Do this:
Single out each line with the word "不同级别车型大类增速" and copy it.

Input:
+++++

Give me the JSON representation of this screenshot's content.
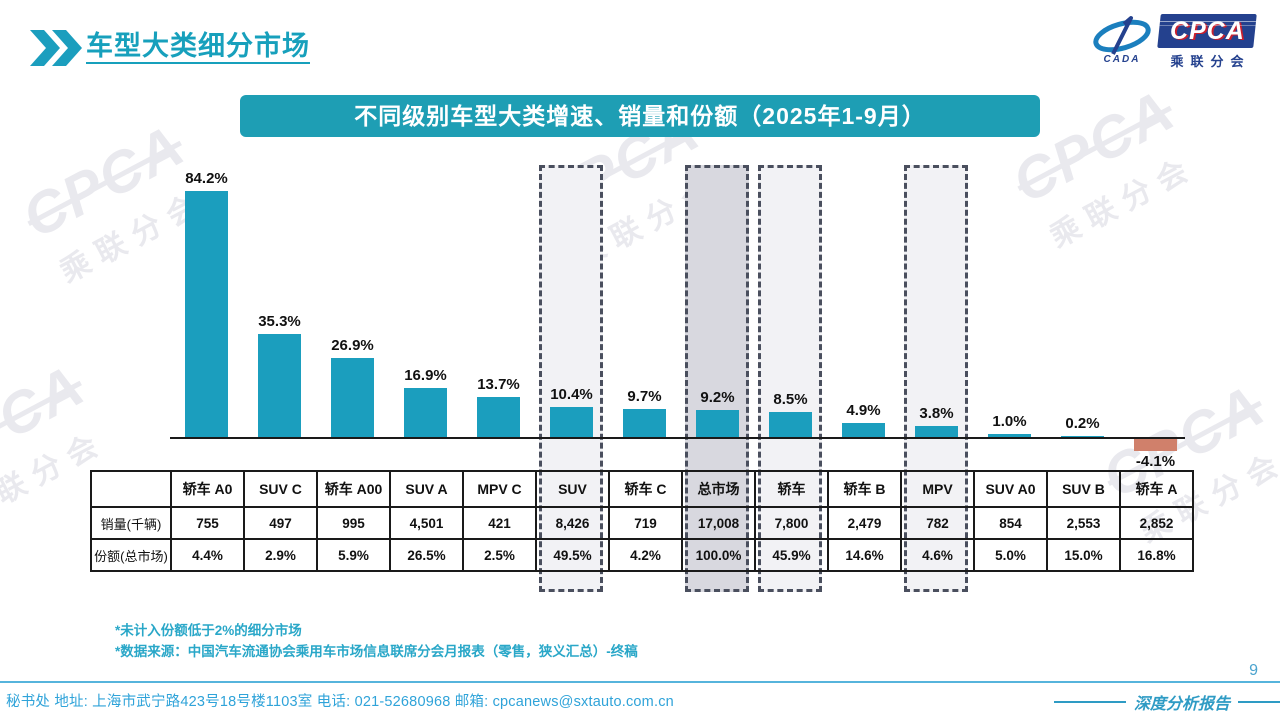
{
  "header": {
    "title": "车型大类细分市场"
  },
  "logo": {
    "cpca": "CPCA",
    "sub": "乘联分会",
    "cada": "CADA"
  },
  "banner": {
    "title": "不同级别车型大类增速、销量和份额（2025年1-9月）"
  },
  "chart_data": {
    "type": "bar",
    "title": "不同级别车型大类增速、销量和份额（2025年1-9月）",
    "categories": [
      "轿车 A0",
      "SUV C",
      "轿车 A00",
      "SUV A",
      "MPV C",
      "SUV",
      "轿车 C",
      "总市场",
      "轿车",
      "轿车 B",
      "MPV",
      "SUV A0",
      "SUV B",
      "轿车 A"
    ],
    "values": [
      84.2,
      35.3,
      26.9,
      16.9,
      13.7,
      10.4,
      9.7,
      9.2,
      8.5,
      4.9,
      3.8,
      1.0,
      0.2,
      -4.1
    ],
    "labels": [
      "84.2%",
      "35.3%",
      "26.9%",
      "16.9%",
      "13.7%",
      "10.4%",
      "9.7%",
      "9.2%",
      "8.5%",
      "4.9%",
      "3.8%",
      "1.0%",
      "0.2%",
      "-4.1%"
    ],
    "ylim": [
      -5,
      90
    ],
    "grid": false,
    "bar_color": "#1b9ebe",
    "negative_bar_color": "#d0806b",
    "highlight_boxes": [
      {
        "category": "SUV",
        "style": "light"
      },
      {
        "category": "总市场",
        "style": "dark"
      },
      {
        "category": "轿车",
        "style": "light"
      },
      {
        "category": "MPV",
        "style": "light"
      }
    ]
  },
  "table": {
    "row_headers": [
      "销量(千辆)",
      "份额(总市场)"
    ],
    "columns": [
      "轿车 A0",
      "SUV C",
      "轿车 A00",
      "SUV A",
      "MPV C",
      "SUV",
      "轿车 C",
      "总市场",
      "轿车",
      "轿车 B",
      "MPV",
      "SUV A0",
      "SUV B",
      "轿车 A"
    ],
    "sales": [
      "755",
      "497",
      "995",
      "4,501",
      "421",
      "8,426",
      "719",
      "17,008",
      "7,800",
      "2,479",
      "782",
      "854",
      "2,553",
      "2,852"
    ],
    "share": [
      "4.4%",
      "2.9%",
      "5.9%",
      "26.5%",
      "2.5%",
      "49.5%",
      "4.2%",
      "100.0%",
      "45.9%",
      "14.6%",
      "4.6%",
      "5.0%",
      "15.0%",
      "16.8%"
    ]
  },
  "notes": [
    "*未计入份额低于2%的细分市场",
    "*数据来源：中国汽车流通协会乘用车市场信息联席分会月报表（零售，狭义汇总）-终稿"
  ],
  "footer": {
    "contact": "秘书处  地址: 上海市武宁路423号18号楼1103室  电话: 021-52680968  邮箱: cpcanews@sxtauto.com.cn",
    "report_label": "深度分析报告",
    "page_number": "9"
  },
  "colors": {
    "accent_teal": "#17a0bc",
    "banner_bg": "#1e9eb4",
    "bar": "#1b9ebe",
    "negative_bar": "#d0806b",
    "highlight_light": "#f2f2f5",
    "highlight_dark": "#d8d8df",
    "dashed_border": "#4a4f5e",
    "note_text": "#29a7c8",
    "footer_text": "#2fa3d9",
    "logo_navy": "#24418e",
    "logo_red": "#c8202f"
  }
}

+++++

Response:
    "title": "不同级别车型大类增速、销量和份额（2025年1-9月）"
    "title": "不同级别车型大类增速、销量和份额（2025年1-9月）",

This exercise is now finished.